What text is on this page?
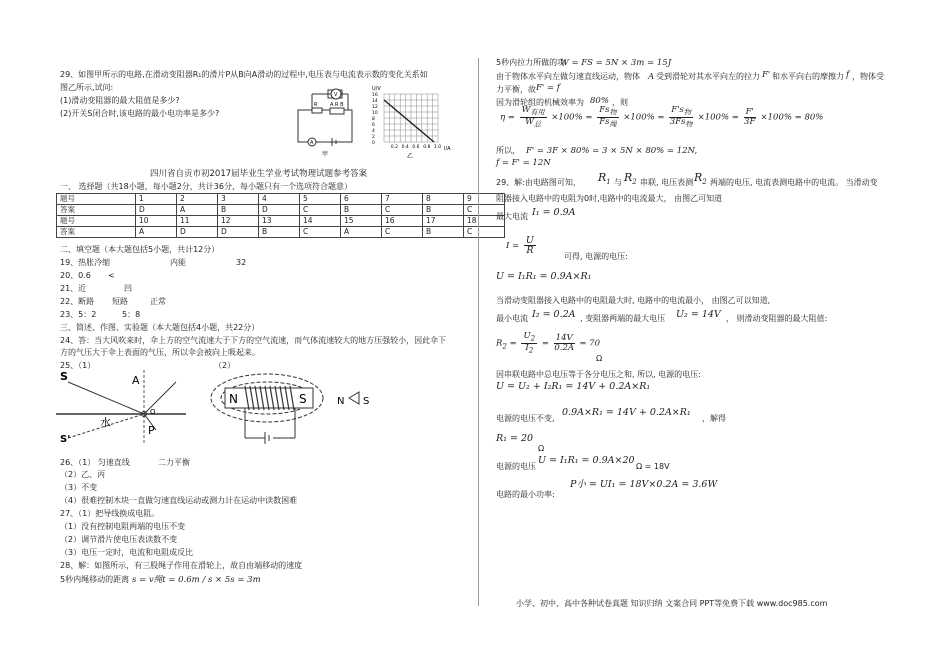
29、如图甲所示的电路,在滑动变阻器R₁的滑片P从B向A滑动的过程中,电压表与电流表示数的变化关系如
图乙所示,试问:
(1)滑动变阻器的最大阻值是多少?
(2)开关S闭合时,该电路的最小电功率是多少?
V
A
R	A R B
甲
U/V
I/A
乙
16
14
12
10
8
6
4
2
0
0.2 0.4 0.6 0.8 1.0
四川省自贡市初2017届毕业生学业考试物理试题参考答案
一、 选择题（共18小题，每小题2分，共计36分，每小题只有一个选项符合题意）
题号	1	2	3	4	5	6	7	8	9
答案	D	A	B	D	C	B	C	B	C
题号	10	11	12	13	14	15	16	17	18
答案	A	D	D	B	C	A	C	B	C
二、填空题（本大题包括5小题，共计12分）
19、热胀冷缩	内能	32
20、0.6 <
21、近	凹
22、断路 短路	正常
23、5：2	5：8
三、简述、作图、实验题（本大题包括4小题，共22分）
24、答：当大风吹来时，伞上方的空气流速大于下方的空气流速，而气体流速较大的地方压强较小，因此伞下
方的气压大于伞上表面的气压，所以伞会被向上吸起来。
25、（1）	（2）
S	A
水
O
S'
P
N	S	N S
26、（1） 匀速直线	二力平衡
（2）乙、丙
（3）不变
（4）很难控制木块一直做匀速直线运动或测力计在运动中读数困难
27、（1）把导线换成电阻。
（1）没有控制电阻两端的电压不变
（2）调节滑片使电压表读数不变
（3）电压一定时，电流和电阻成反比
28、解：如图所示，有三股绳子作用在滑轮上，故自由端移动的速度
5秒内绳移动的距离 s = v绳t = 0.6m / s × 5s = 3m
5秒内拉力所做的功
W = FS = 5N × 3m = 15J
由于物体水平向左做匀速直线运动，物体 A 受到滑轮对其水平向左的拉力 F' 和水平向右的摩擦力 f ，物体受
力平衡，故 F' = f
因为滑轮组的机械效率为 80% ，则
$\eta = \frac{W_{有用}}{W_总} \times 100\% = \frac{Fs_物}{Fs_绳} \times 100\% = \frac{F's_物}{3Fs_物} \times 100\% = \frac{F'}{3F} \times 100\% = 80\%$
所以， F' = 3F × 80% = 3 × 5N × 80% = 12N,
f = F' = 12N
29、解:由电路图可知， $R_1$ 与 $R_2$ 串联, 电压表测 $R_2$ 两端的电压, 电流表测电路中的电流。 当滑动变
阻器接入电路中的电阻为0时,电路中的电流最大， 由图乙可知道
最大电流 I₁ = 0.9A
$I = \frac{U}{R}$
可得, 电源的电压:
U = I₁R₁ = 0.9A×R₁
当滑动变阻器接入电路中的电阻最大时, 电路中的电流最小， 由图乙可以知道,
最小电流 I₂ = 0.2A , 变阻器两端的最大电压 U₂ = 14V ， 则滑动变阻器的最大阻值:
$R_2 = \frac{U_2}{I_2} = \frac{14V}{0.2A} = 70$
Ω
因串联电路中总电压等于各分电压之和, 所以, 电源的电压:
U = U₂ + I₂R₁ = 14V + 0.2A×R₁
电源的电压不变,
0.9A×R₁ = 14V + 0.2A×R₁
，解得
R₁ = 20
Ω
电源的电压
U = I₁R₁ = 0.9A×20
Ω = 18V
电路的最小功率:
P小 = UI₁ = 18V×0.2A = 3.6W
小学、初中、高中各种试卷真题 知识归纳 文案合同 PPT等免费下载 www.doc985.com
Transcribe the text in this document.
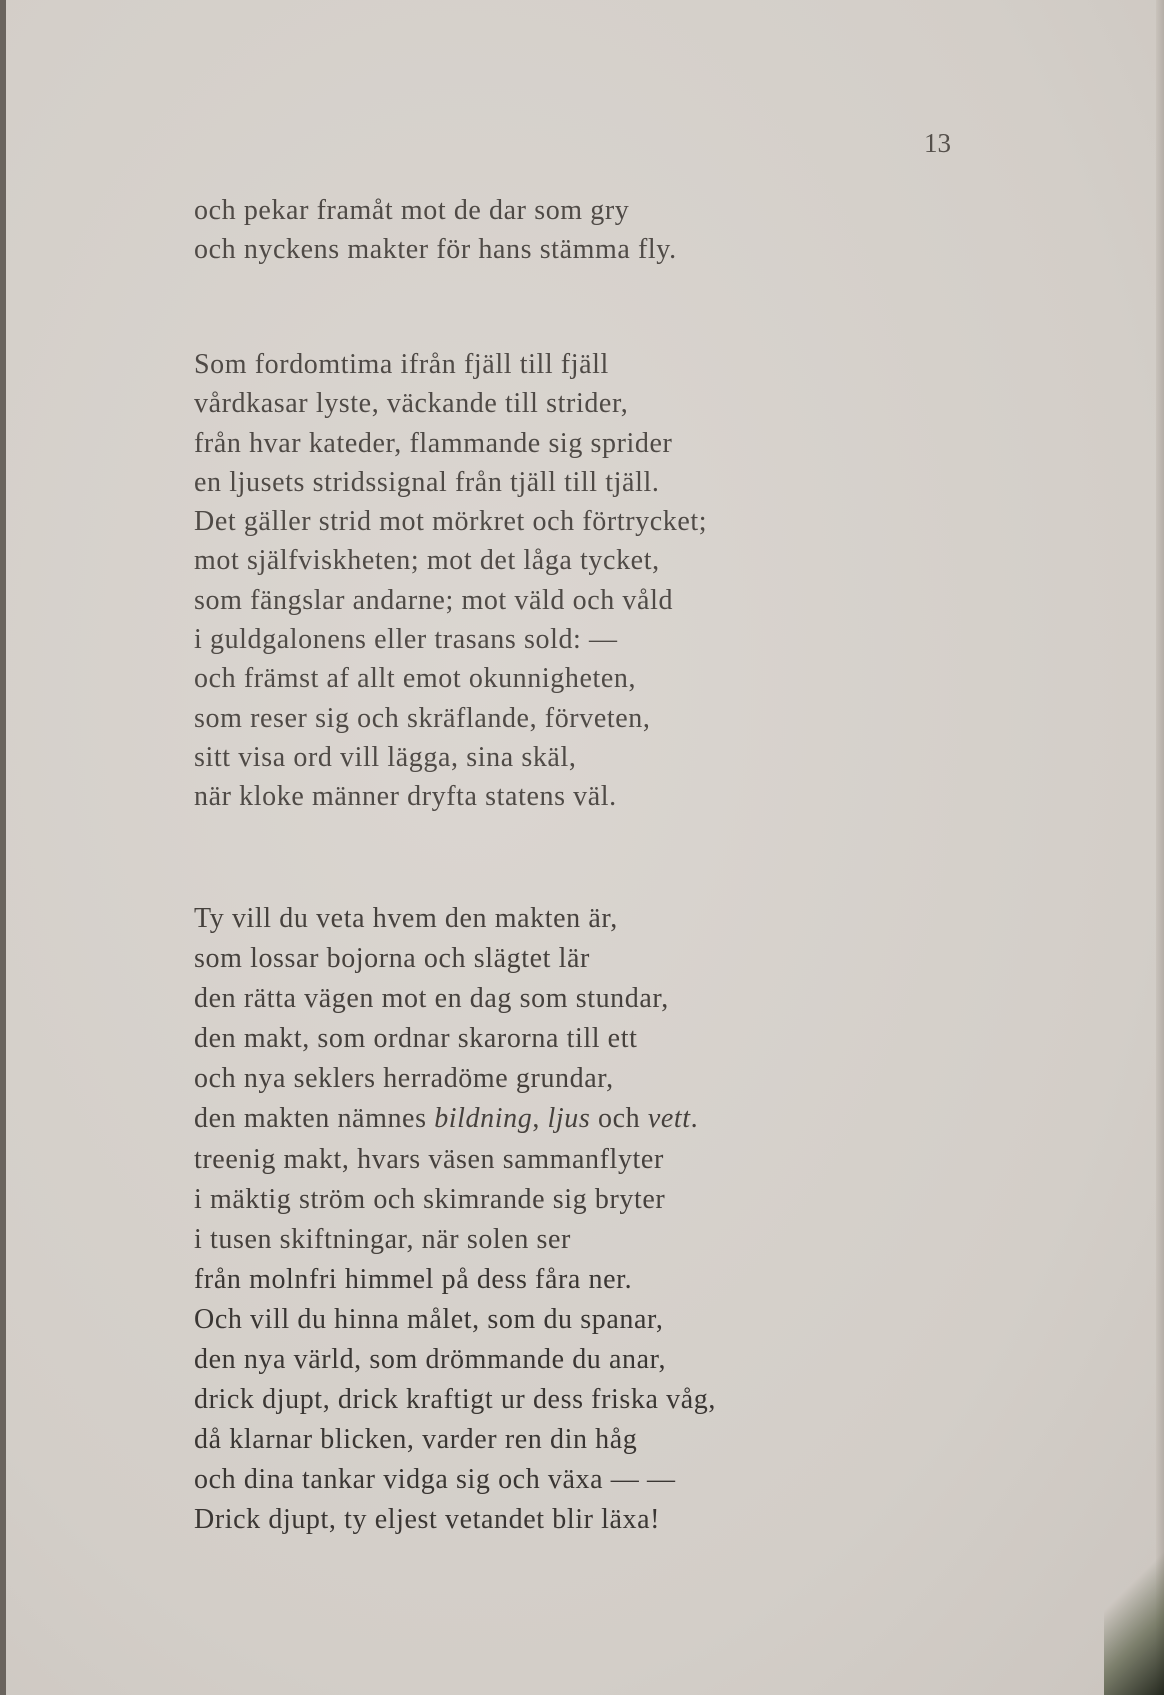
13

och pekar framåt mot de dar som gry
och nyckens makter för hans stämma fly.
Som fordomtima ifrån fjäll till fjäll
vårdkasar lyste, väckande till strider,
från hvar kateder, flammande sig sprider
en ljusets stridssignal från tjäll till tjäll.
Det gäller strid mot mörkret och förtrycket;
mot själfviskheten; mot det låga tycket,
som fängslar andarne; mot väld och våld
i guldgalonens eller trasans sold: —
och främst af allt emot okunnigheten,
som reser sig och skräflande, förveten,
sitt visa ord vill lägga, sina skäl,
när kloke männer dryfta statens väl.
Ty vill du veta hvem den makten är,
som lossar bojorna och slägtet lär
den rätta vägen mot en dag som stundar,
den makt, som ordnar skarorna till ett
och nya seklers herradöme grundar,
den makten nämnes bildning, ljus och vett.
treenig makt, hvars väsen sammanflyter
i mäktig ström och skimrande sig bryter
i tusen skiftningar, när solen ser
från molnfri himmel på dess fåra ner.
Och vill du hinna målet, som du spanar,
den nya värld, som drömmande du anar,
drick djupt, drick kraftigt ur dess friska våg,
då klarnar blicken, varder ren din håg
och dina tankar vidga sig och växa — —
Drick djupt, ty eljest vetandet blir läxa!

****************

Exercise instructions.
Leave out the pictures and retype every line above exactly.

Solution for this task.
What text is on this page?
29、如图甲所示的电路,在滑动变阻器R₁的滑片P从B向A滑动的过程中,电压表与电流表示数的变化关系如
图乙所示,试问:
(1)滑动变阻器的最大阻值是多少?
(2)开关S闭合时,该电路的最小电功率是多少?
V
A
R	A R B
甲
U/V
I/A
乙
16
14
12
10
8
6
4
2
0
0.2 0.4 0.6 0.8 1.0
四川省自贡市初2017届毕业生学业考试物理试题参考答案
一、 选择题（共18小题，每小题2分，共计36分，每小题只有一个选项符合题意）
题号	1	2	3	4	5	6	7	8	9
答案	D	A	B	D	C	B	C	B	C
题号	10	11	12	13	14	15	16	17	18
答案	A	D	D	B	C	A	C	B	C
二、填空题（本大题包括5小题，共计12分）
19、热胀冷缩	内能	32
20、0.6 <
21、近	凹
22、断路 短路	正常
23、5：2	5：8
三、简述、作图、实验题（本大题包括4小题，共22分）
24、答：当大风吹来时，伞上方的空气流速大于下方的空气流速，而气体流速较大的地方压强较小，因此伞下
方的气压大于伞上表面的气压，所以伞会被向上吸起来。
25、（1）	（2）
S	A
水
O
S'
P
N	S	N S
26、（1） 匀速直线	二力平衡
（2）乙、丙
（3）不变
（4）很难控制木块一直做匀速直线运动或测力计在运动中读数困难
27、（1）把导线换成电阻。
（1）没有控制电阻两端的电压不变
（2）调节滑片使电压表读数不变
（3）电压一定时，电流和电阻成反比
28、解：如图所示，有三股绳子作用在滑轮上，故自由端移动的速度
5秒内绳移动的距离 s = v绳t = 0.6m / s × 5s = 3m
5秒内拉力所做的功
W = FS = 5N × 3m = 15J
由于物体水平向左做匀速直线运动，物体 A 受到滑轮对其水平向左的拉力 F' 和水平向右的摩擦力 f ，物体受
力平衡，故 F' = f
因为滑轮组的机械效率为 80% ，则
$\eta = \frac{W_{有用}}{W_总} \times 100\% = \frac{Fs_物}{Fs_绳} \times 100\% = \frac{F's_物}{3Fs_物} \times 100\% = \frac{F'}{3F} \times 100\% = 80\%$
所以， F' = 3F × 80% = 3 × 5N × 80% = 12N,
f = F' = 12N
29、解:由电路图可知， $R_1$ 与 $R_2$ 串联, 电压表测 $R_2$ 两端的电压, 电流表测电路中的电流。 当滑动变
阻器接入电路中的电阻为0时,电路中的电流最大， 由图乙可知道
最大电流 I₁ = 0.9A
$I = \frac{U}{R}$
可得, 电源的电压:
U = I₁R₁ = 0.9A×R₁
当滑动变阻器接入电路中的电阻最大时, 电路中的电流最小， 由图乙可以知道,
最小电流 I₂ = 0.2A , 变阻器两端的最大电压 U₂ = 14V ， 则滑动变阻器的最大阻值:
$R_2 = \frac{U_2}{I_2} = \frac{14V}{0.2A} = 70$
Ω
因串联电路中总电压等于各分电压之和, 所以, 电源的电压:
U = U₂ + I₂R₁ = 14V + 0.2A×R₁
电源的电压不变,
0.9A×R₁ = 14V + 0.2A×R₁
，解得
R₁ = 20
Ω
电源的电压
U = I₁R₁ = 0.9A×20
Ω = 18V
电路的最小功率:
P小 = UI₁ = 18V×0.2A = 3.6W
小学、初中、高中各种试卷真题 知识归纳 文案合同 PPT等免费下载 www.doc985.com
Transcribe the text in this document.
13

och pekar framåt mot de dar som gry
och nyckens makter för hans stämma fly.
Som fordomtima ifrån fjäll till fjäll
vårdkasar lyste, väckande till strider,
från hvar kateder, flammande sig sprider
en ljusets stridssignal från tjäll till tjäll.
Det gäller strid mot mörkret och förtrycket;
mot själfviskheten; mot det låga tycket,
som fängslar andarne; mot väld och våld
i guldgalonens eller trasans sold: —
och främst af allt emot okunnigheten,
som reser sig och skräflande, förveten,
sitt visa ord vill lägga, sina skäl,
när kloke männer dryfta statens väl.
Ty vill du veta hvem den makten är,
som lossar bojorna och slägtet lär
den rätta vägen mot en dag som stundar,
den makt, som ordnar skarorna till ett
och nya seklers herradöme grundar,
den makten nämnes bildning, ljus och vett.
treenig makt, hvars väsen sammanflyter
i mäktig ström och skimrande sig bryter
i tusen skiftningar, när solen ser
från molnfri himmel på dess fåra ner.
Och vill du hinna målet, som du spanar,
den nya värld, som drömmande du anar,
drick djupt, drick kraftigt ur dess friska våg,
då klarnar blicken, varder ren din håg
och dina tankar vidga sig och växa — —
Drick djupt, ty eljest vetandet blir läxa!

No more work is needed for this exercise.